■ Extracted material
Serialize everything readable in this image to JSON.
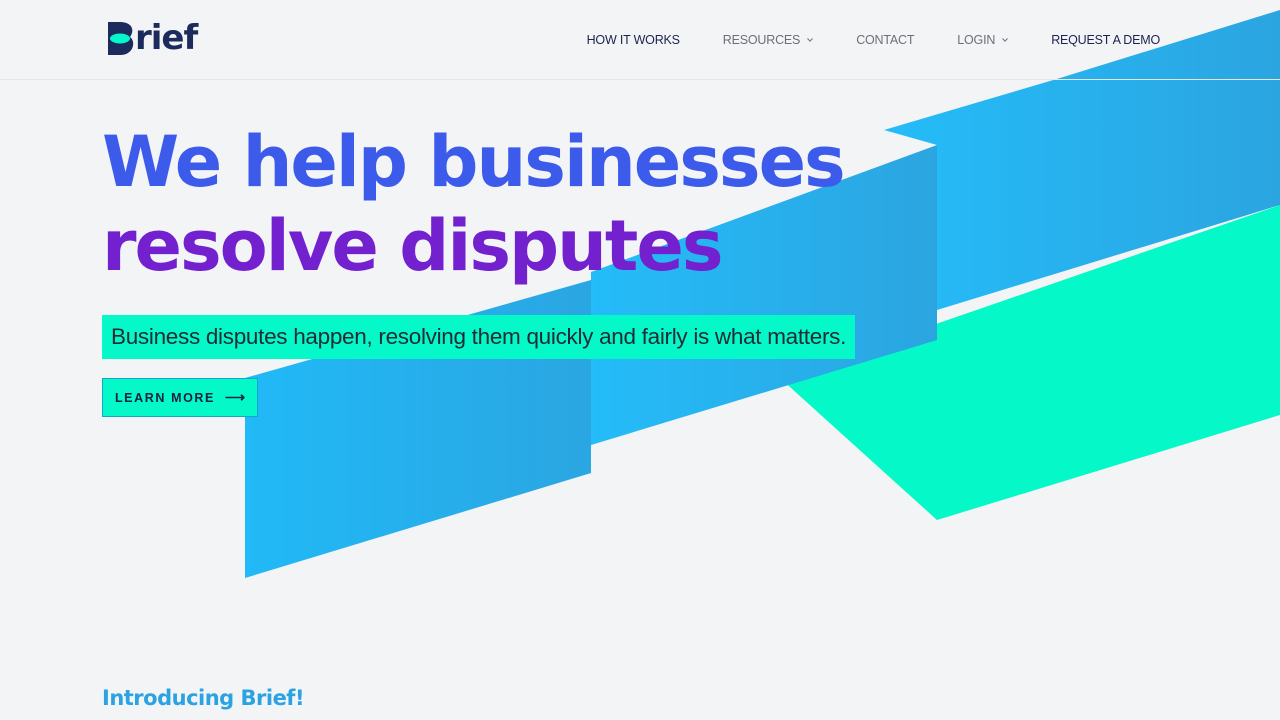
{
  "brand": {
    "logo_text": "rief",
    "accent": "#05f8c7",
    "navy": "#1d2b5c"
  },
  "nav": {
    "items": [
      {
        "label": "HOW IT WORKS",
        "dropdown": false
      },
      {
        "label": "RESOURCES",
        "dropdown": true
      },
      {
        "label": "CONTACT",
        "dropdown": false
      },
      {
        "label": "LOGIN",
        "dropdown": true
      },
      {
        "label": "REQUEST A DEMO",
        "dropdown": false
      }
    ]
  },
  "hero": {
    "headline_line1": "We help businesses",
    "headline_line2": "resolve disputes",
    "subtitle": "Business disputes happen, resolving them quickly and fairly is what matters.",
    "cta_label": "LEARN MORE",
    "cta_icon": "arrow-right-icon"
  },
  "intro": {
    "title": "Introducing Brief!"
  },
  "colors": {
    "headline_blue": "#3c5bea",
    "headline_purple": "#7320cf",
    "ribbon_blue": "#22b8f6",
    "ribbon_teal": "#05f8c7"
  }
}
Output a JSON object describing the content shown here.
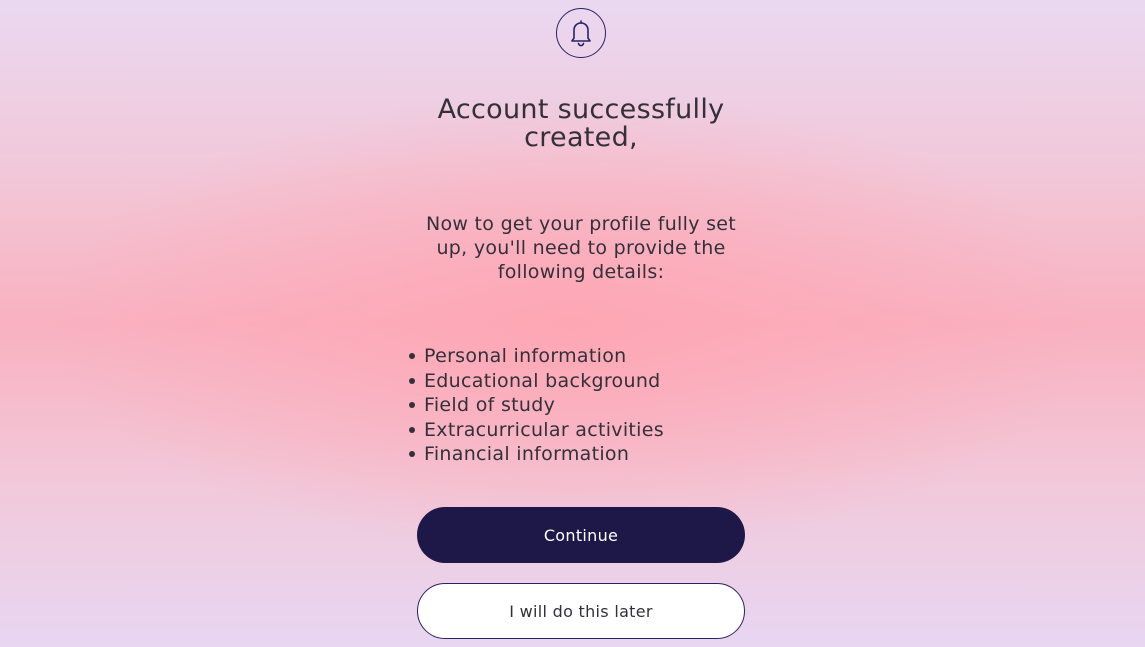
{
  "header": {
    "icon": "bell-icon",
    "icon_color": "#2a2363"
  },
  "main": {
    "title": "Account successfully created,",
    "intro": "Now to get your profile fully set up, you'll need to provide the following details:",
    "details": [
      "Personal information",
      "Educational background",
      "Field of study",
      "Extracurricular activities",
      "Financial information"
    ]
  },
  "actions": {
    "continue_label": "Continue",
    "later_label": "I will do this later",
    "primary_color": "#1e1848"
  }
}
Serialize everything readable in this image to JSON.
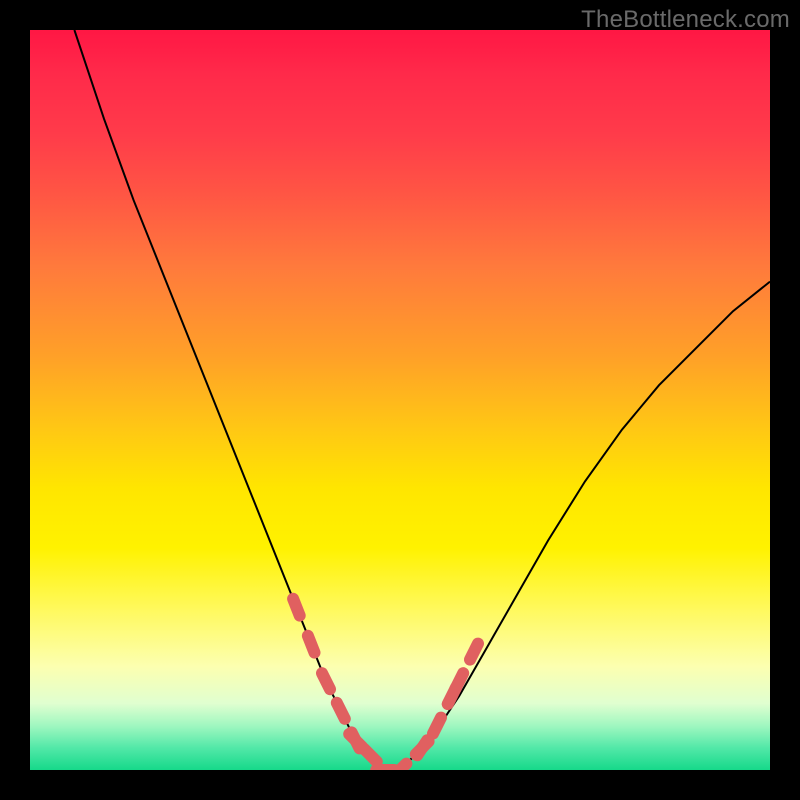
{
  "watermark": {
    "text": "TheBottleneck.com"
  },
  "colors": {
    "page_bg": "#000000",
    "curve_stroke": "#000000",
    "highlight_stroke": "#e06060",
    "gradient_top": "#ff1744",
    "gradient_mid": "#ffe600",
    "gradient_bottom": "#16d98a"
  },
  "chart_data": {
    "type": "line",
    "title": "",
    "xlabel": "",
    "ylabel": "",
    "xlim": [
      0,
      100
    ],
    "ylim": [
      0,
      100
    ],
    "grid": false,
    "legend": false,
    "series": [
      {
        "name": "bottleneck-curve",
        "x": [
          6,
          10,
          14,
          18,
          22,
          26,
          28,
          30,
          32,
          34,
          36,
          38,
          40,
          42,
          44,
          46,
          48,
          50,
          54,
          58,
          62,
          66,
          70,
          75,
          80,
          85,
          90,
          95,
          100
        ],
        "y": [
          100,
          88,
          77,
          67,
          57,
          47,
          42,
          37,
          32,
          27,
          22,
          17,
          12,
          8,
          4,
          2,
          0,
          0,
          4,
          10,
          17,
          24,
          31,
          39,
          46,
          52,
          57,
          62,
          66
        ]
      }
    ],
    "annotations": [
      {
        "name": "valley-highlight",
        "style": "dotted",
        "segments": [
          {
            "x": [
              36,
              38,
              40,
              42,
              44
            ],
            "y": [
              22,
              17,
              12,
              8,
              4
            ]
          },
          {
            "x": [
              44,
              46,
              48,
              50,
              53
            ],
            "y": [
              4,
              2,
              0,
              0,
              3
            ]
          },
          {
            "x": [
              53,
              55,
              57
            ],
            "y": [
              3,
              6,
              10
            ]
          },
          {
            "x": [
              57,
              58,
              60
            ],
            "y": [
              10,
              12,
              16
            ]
          }
        ]
      }
    ]
  }
}
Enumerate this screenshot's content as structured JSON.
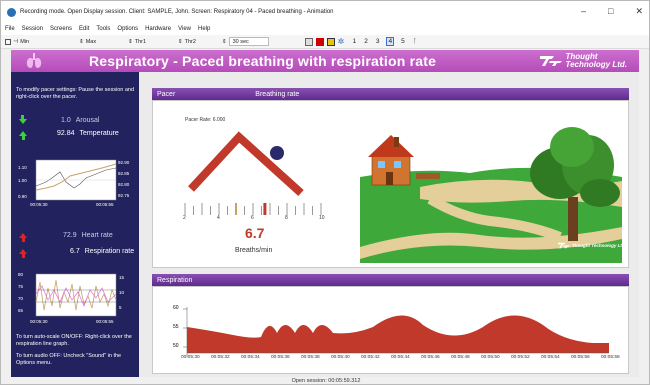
{
  "window": {
    "title": "Recording mode. Open Display session. Client: SAMPLE, John. Screen: Respiratory 04 - Paced breathing - Animation",
    "controls": [
      "–",
      "□",
      "✕"
    ]
  },
  "menu": [
    "File",
    "Session",
    "Screens",
    "Edit",
    "Tools",
    "Options",
    "Hardware",
    "View",
    "Help"
  ],
  "toolbar": {
    "min_label": "Min",
    "max_label": "Max",
    "thr1_label": "Thr1",
    "thr2_label": "Thr2",
    "time_value": "30 sec",
    "screen_numbers": [
      "1",
      "2",
      "3",
      "4",
      "5"
    ],
    "active_screen": "4"
  },
  "header": {
    "title": "Respiratory - Paced breathing with respiration rate",
    "brand_line1": "Thought",
    "brand_line2": "Technology Ltd."
  },
  "left_panel": {
    "instructions": "To modify pacer settings: Pause the session and right-click over the pacer.",
    "arousal_value": "1.0",
    "arousal_label": "Arousal",
    "temperature_value": "92.84",
    "temperature_label": "Temperature",
    "temp_chart": {
      "y_left": [
        "1.10",
        "1.00",
        "0.90"
      ],
      "y_right": [
        "92.90",
        "92.85",
        "92.80",
        "92.75"
      ],
      "x_ticks": [
        "00:05:30",
        "00:05:55"
      ]
    },
    "heart_rate_value": "72.9",
    "heart_rate_label": "Heart rate",
    "resp_rate_value": "6.7",
    "resp_rate_label": "Respiration rate",
    "hr_chart": {
      "y_left": [
        "80",
        "75",
        "70",
        "65"
      ],
      "y_right": [
        "15",
        "10",
        "5"
      ],
      "x_ticks": [
        "00:05:30",
        "00:05:55"
      ]
    },
    "note_autoscale": "To turn auto-scale ON/OFF: Right-click over the respiration line graph.",
    "note_audio": "To turn audio OFF: Uncheck \"Sound\" in the Options menu."
  },
  "pacer_panel": {
    "tab_pacer": "Pacer",
    "tab_breathing": "Breathing rate",
    "pacer_rate": "Pacer Rate: 6.000",
    "scale_ticks": [
      "2",
      "4",
      "6",
      "8",
      "10"
    ],
    "breathing_value": "6.7",
    "breathing_unit": "Breaths/min",
    "breathing_value_num": 6.7,
    "scene_logo": "Thought Technology Ltd."
  },
  "respiration_panel": {
    "title": "Respiration",
    "y_ticks": [
      "60",
      "55",
      "50"
    ],
    "x_ticks": [
      "00:05:30",
      "00:05:32",
      "00:05:34",
      "00:05:36",
      "00:05:38",
      "00:05:40",
      "00:05:42",
      "00:05:44",
      "00:05:46",
      "00:05:48",
      "00:05:50",
      "00:05:52",
      "00:05:54",
      "00:05:56",
      "00:05:58"
    ]
  },
  "status": {
    "text": "Open session: 00:05:59.312"
  },
  "colors": {
    "header_purple": "#b54cb9",
    "left_navy": "#22235e",
    "accent_red": "#c0392b",
    "pacer_ball": "#2a2a6b"
  }
}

■ Work to be completed
Copy out all the records exactly, excluding pictures.

■ Result of this exercise
Serialize everything readable in this image to JSON.
{
  "brand": {
    "logo_text": "rief",
    "accent": "#05f8c7",
    "navy": "#1d2b5c"
  },
  "nav": {
    "items": [
      {
        "label": "HOW IT WORKS",
        "dropdown": false
      },
      {
        "label": "RESOURCES",
        "dropdown": true
      },
      {
        "label": "CONTACT",
        "dropdown": false
      },
      {
        "label": "LOGIN",
        "dropdown": true
      },
      {
        "label": "REQUEST A DEMO",
        "dropdown": false
      }
    ]
  },
  "hero": {
    "headline_line1": "We help businesses",
    "headline_line2": "resolve disputes",
    "subtitle": "Business disputes happen, resolving them quickly and fairly is what matters.",
    "cta_label": "LEARN MORE",
    "cta_icon": "arrow-right-icon"
  },
  "intro": {
    "title": "Introducing Brief!"
  },
  "colors": {
    "headline_blue": "#3c5bea",
    "headline_purple": "#7320cf",
    "ribbon_blue": "#22b8f6",
    "ribbon_teal": "#05f8c7"
  }
}
Output a JSON object describing the content shown here.
{
  "header": {
    "icon": "bell-icon",
    "icon_color": "#2a2363"
  },
  "main": {
    "title": "Account successfully created,",
    "intro": "Now to get your profile fully set up, you'll need to provide the following details:",
    "details": [
      "Personal information",
      "Educational background",
      "Field of study",
      "Extracurricular activities",
      "Financial information"
    ]
  },
  "actions": {
    "continue_label": "Continue",
    "later_label": "I will do this later",
    "primary_color": "#1e1848"
  }
}
Serialize everything readable in this image to JSON.
{
  "watermark": {
    "text": "TheBottleneck.com"
  },
  "colors": {
    "page_bg": "#000000",
    "curve_stroke": "#000000",
    "highlight_stroke": "#e06060",
    "gradient_top": "#ff1744",
    "gradient_mid": "#ffe600",
    "gradient_bottom": "#16d98a"
  },
  "chart_data": {
    "type": "line",
    "title": "",
    "xlabel": "",
    "ylabel": "",
    "xlim": [
      0,
      100
    ],
    "ylim": [
      0,
      100
    ],
    "grid": false,
    "legend": false,
    "series": [
      {
        "name": "bottleneck-curve",
        "x": [
          6,
          10,
          14,
          18,
          22,
          26,
          28,
          30,
          32,
          34,
          36,
          38,
          40,
          42,
          44,
          46,
          48,
          50,
          54,
          58,
          62,
          66,
          70,
          75,
          80,
          85,
          90,
          95,
          100
        ],
        "y": [
          100,
          88,
          77,
          67,
          57,
          47,
          42,
          37,
          32,
          27,
          22,
          17,
          12,
          8,
          4,
          2,
          0,
          0,
          4,
          10,
          17,
          24,
          31,
          39,
          46,
          52,
          57,
          62,
          66
        ]
      }
    ],
    "annotations": [
      {
        "name": "valley-highlight",
        "style": "dotted",
        "segments": [
          {
            "x": [
              36,
              38,
              40,
              42,
              44
            ],
            "y": [
              22,
              17,
              12,
              8,
              4
            ]
          },
          {
            "x": [
              44,
              46,
              48,
              50,
              53
            ],
            "y": [
              4,
              2,
              0,
              0,
              3
            ]
          },
          {
            "x": [
              53,
              55,
              57
            ],
            "y": [
              3,
              6,
              10
            ]
          },
          {
            "x": [
              57,
              58,
              60
            ],
            "y": [
              10,
              12,
              16
            ]
          }
        ]
      }
    ]
  }
}
Enumerate this screenshot's content as structured JSON.
{
  "window": {
    "title": "Recording mode. Open Display session. Client: SAMPLE, John. Screen: Respiratory 04 - Paced breathing - Animation",
    "controls": [
      "–",
      "□",
      "✕"
    ]
  },
  "menu": [
    "File",
    "Session",
    "Screens",
    "Edit",
    "Tools",
    "Options",
    "Hardware",
    "View",
    "Help"
  ],
  "toolbar": {
    "min_label": "Min",
    "max_label": "Max",
    "thr1_label": "Thr1",
    "thr2_label": "Thr2",
    "time_value": "30 sec",
    "screen_numbers": [
      "1",
      "2",
      "3",
      "4",
      "5"
    ],
    "active_screen": "4"
  },
  "header": {
    "title": "Respiratory - Paced breathing with respiration rate",
    "brand_line1": "Thought",
    "brand_line2": "Technology Ltd."
  },
  "left_panel": {
    "instructions": "To modify pacer settings: Pause the session and right-click over the pacer.",
    "arousal_value": "1.0",
    "arousal_label": "Arousal",
    "temperature_value": "92.84",
    "temperature_label": "Temperature",
    "temp_chart": {
      "y_left": [
        "1.10",
        "1.00",
        "0.90"
      ],
      "y_right": [
        "92.90",
        "92.85",
        "92.80",
        "92.75"
      ],
      "x_ticks": [
        "00:05:30",
        "00:05:55"
      ]
    },
    "heart_rate_value": "72.9",
    "heart_rate_label": "Heart rate",
    "resp_rate_value": "6.7",
    "resp_rate_label": "Respiration rate",
    "hr_chart": {
      "y_left": [
        "80",
        "75",
        "70",
        "65"
      ],
      "y_right": [
        "15",
        "10",
        "5"
      ],
      "x_ticks": [
        "00:05:30",
        "00:05:55"
      ]
    },
    "note_autoscale": "To turn auto-scale ON/OFF: Right-click over the respiration line graph.",
    "note_audio": "To turn audio OFF: Uncheck \"Sound\" in the Options menu."
  },
  "pacer_panel": {
    "tab_pacer": "Pacer",
    "tab_breathing": "Breathing rate",
    "pacer_rate": "Pacer Rate: 6.000",
    "scale_ticks": [
      "2",
      "4",
      "6",
      "8",
      "10"
    ],
    "breathing_value": "6.7",
    "breathing_unit": "Breaths/min",
    "breathing_value_num": 6.7,
    "scene_logo": "Thought Technology Ltd."
  },
  "respiration_panel": {
    "title": "Respiration",
    "y_ticks": [
      "60",
      "55",
      "50"
    ],
    "x_ticks": [
      "00:05:30",
      "00:05:32",
      "00:05:34",
      "00:05:36",
      "00:05:38",
      "00:05:40",
      "00:05:42",
      "00:05:44",
      "00:05:46",
      "00:05:48",
      "00:05:50",
      "00:05:52",
      "00:05:54",
      "00:05:56",
      "00:05:58"
    ]
  },
  "status": {
    "text": "Open session: 00:05:59.312"
  },
  "colors": {
    "header_purple": "#b54cb9",
    "left_navy": "#22235e",
    "accent_red": "#c0392b",
    "pacer_ball": "#2a2a6b"
  }
}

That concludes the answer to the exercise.